Records from a collection of figures:
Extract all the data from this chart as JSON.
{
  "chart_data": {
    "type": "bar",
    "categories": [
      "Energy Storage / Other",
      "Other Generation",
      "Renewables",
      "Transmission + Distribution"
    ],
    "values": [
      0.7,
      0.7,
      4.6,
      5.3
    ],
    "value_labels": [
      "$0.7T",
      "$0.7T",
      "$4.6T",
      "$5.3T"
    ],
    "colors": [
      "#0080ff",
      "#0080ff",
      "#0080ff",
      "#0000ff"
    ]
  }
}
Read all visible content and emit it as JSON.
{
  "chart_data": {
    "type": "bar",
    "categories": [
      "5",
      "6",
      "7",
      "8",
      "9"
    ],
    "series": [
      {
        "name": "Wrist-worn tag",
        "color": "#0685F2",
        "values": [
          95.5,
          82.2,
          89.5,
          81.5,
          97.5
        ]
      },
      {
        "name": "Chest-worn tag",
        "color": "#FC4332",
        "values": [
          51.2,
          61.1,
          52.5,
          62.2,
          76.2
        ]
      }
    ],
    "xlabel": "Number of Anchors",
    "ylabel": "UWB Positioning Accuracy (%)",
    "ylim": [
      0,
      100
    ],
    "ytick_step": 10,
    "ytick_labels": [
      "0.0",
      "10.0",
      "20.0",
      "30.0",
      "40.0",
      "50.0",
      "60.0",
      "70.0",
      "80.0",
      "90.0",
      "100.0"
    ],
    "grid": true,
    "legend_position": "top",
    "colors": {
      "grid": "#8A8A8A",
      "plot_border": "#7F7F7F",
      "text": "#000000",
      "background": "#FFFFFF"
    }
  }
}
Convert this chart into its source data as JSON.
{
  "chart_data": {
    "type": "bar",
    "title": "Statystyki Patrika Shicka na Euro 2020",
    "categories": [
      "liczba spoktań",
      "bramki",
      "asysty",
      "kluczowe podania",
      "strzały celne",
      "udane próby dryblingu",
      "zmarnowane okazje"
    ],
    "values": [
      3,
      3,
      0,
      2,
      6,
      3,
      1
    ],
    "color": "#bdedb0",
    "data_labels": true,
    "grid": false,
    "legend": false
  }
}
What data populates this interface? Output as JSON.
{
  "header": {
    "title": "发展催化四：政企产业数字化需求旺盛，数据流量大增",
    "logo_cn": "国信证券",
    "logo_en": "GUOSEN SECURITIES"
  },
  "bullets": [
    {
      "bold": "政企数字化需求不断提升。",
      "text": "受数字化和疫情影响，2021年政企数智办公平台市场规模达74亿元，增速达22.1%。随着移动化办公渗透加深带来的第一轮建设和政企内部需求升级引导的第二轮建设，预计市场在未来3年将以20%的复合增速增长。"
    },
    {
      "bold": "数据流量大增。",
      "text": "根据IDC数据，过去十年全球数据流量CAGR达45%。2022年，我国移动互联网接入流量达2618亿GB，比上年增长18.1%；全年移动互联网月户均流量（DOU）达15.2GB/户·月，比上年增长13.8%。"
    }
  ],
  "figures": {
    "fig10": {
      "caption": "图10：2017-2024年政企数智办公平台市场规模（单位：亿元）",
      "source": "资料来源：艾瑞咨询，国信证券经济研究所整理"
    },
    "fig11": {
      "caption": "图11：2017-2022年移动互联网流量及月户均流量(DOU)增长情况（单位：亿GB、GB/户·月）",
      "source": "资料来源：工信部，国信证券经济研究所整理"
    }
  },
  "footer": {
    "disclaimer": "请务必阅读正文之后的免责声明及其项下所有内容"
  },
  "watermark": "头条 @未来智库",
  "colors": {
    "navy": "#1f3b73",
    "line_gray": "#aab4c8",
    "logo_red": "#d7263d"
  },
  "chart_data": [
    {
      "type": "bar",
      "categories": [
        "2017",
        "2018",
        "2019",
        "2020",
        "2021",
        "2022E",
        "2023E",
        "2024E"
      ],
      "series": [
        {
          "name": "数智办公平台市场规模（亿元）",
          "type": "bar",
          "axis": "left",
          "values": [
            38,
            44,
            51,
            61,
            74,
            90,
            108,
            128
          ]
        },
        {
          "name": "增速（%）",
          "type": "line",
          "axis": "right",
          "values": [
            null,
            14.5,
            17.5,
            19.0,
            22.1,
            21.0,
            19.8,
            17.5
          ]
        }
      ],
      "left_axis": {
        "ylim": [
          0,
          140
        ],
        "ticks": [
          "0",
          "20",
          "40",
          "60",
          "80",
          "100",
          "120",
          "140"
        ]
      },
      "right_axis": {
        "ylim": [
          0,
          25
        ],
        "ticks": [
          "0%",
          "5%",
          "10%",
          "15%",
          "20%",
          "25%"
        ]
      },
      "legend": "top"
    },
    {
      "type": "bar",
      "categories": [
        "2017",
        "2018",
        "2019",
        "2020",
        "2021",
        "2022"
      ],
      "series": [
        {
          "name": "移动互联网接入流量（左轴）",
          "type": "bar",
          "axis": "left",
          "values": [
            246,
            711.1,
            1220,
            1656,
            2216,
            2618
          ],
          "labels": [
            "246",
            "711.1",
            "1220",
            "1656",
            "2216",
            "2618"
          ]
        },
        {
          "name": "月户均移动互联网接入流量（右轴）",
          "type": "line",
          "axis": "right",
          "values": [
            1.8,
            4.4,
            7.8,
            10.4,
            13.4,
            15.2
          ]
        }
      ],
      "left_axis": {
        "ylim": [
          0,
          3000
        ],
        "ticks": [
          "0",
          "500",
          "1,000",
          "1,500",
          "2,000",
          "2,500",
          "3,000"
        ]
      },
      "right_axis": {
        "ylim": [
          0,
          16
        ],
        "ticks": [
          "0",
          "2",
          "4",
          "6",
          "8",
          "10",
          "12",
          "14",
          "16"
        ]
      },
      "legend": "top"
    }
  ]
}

▸ **Description of the task**
Locate the string "caption" in the listing above and copy every line where it occurs.

▸ **Written response**
      "caption": "图10：2017-2024年政企数智办公平台市场规模（单位：亿元）",
      "caption": "图11：2017-2022年移动互联网流量及月户均流量(DOU)增长情况（单位：亿GB、GB/户·月）",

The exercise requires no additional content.